(Your goal):
Find each line with the word "entlang" and say how many there are, nothing else.

Dataset records:
[start]

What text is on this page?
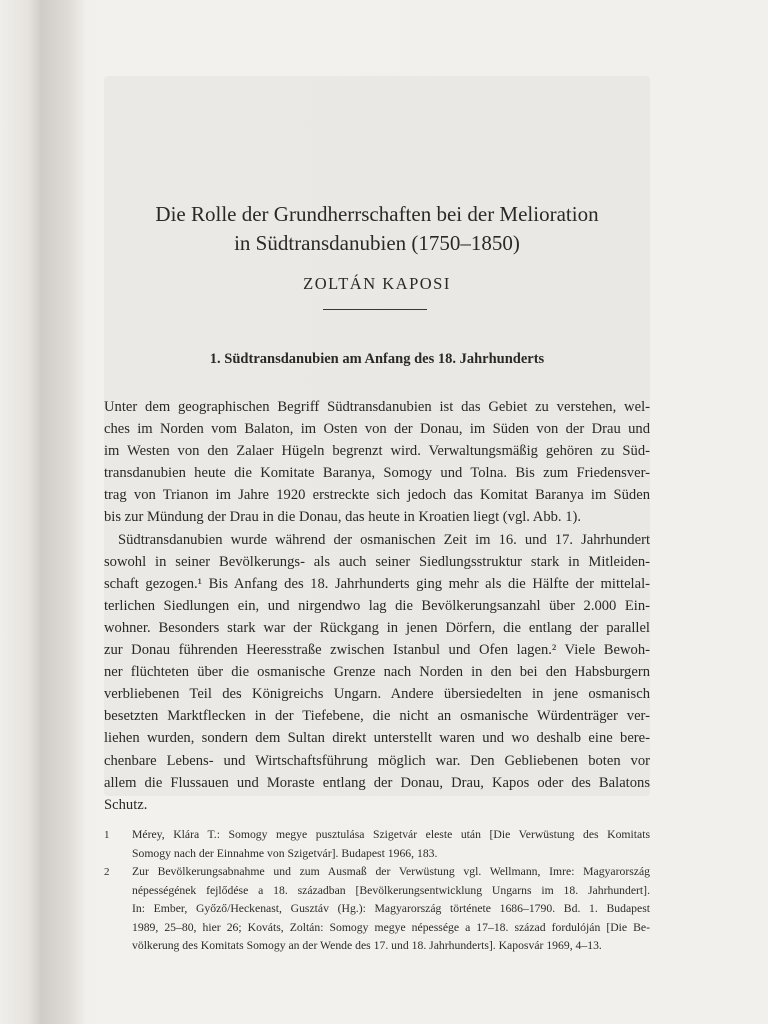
Die Rolle der Grundherrschaften bei der Melioration
in Südtransdanubien (1750–1850)
ZOLTÁN KAPOSI
1. Südtransdanubien am Anfang des 18. Jahrhunderts
Unter dem geographischen Begriff Südtransdanubien ist das Gebiet zu verstehen, wel-
ches im Norden vom Balaton, im Osten von der Donau, im Süden von der Drau und
im Westen von den Zalaer Hügeln begrenzt wird. Verwaltungsmäßig gehören zu Süd-
transdanubien heute die Komitate Baranya, Somogy und Tolna. Bis zum Friedensver-
trag von Trianon im Jahre 1920 erstreckte sich jedoch das Komitat Baranya im Süden
bis zur Mündung der Drau in die Donau, das heute in Kroatien liegt (vgl. Abb. 1).
Südtransdanubien wurde während der osmanischen Zeit im 16. und 17. Jahrhundert
sowohl in seiner Bevölkerungs- als auch seiner Siedlungsstruktur stark in Mitleiden-
schaft gezogen.¹ Bis Anfang des 18. Jahrhunderts ging mehr als die Hälfte der mittelal-
terlichen Siedlungen ein, und nirgendwo lag die Bevölkerungsanzahl über 2.000 Ein-
wohner. Besonders stark war der Rückgang in jenen Dörfern, die entlang der parallel
zur Donau führenden Heeresstraße zwischen Istanbul und Ofen lagen.² Viele Bewoh-
ner flüchteten über die osmanische Grenze nach Norden in den bei den Habsburgern
verbliebenen Teil des Königreichs Ungarn. Andere übersiedelten in jene osmanisch
besetzten Marktflecken in der Tiefebene, die nicht an osmanische Würdenträger ver-
liehen wurden, sondern dem Sultan direkt unterstellt waren und wo deshalb eine bere-
chenbare Lebens- und Wirtschaftsführung möglich war. Den Gebliebenen boten vor
allem die Flussauen und Moraste entlang der Donau, Drau, Kapos oder des Balatons
Schutz.
1	Mérey, Klára T.: Somogy megye pusztulása Szigetvár eleste után [Die Verwüstung des Komitats
Somogy nach der Einnahme von Szigetvár]. Budapest 1966, 183.
2	Zur Bevölkerungsabnahme und zum Ausmaß der Verwüstung vgl. Wellmann, Imre: Magyarország
népességének fejlődése a 18. században [Bevölkerungsentwicklung Ungarns im 18. Jahrhundert].
In: Ember, Győző/Heckenast, Gusztáv (Hg.): Magyarország története 1686–1790. Bd. 1. Budapest
1989, 25–80, hier 26; Kováts, Zoltán: Somogy megye népessége a 17–18. század fordulóján [Die Be-
völkerung des Komitats Somogy an der Wende des 17. und 18. Jahrhunderts]. Kaposvár 1969, 4–13.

[end]

(Task solution):
2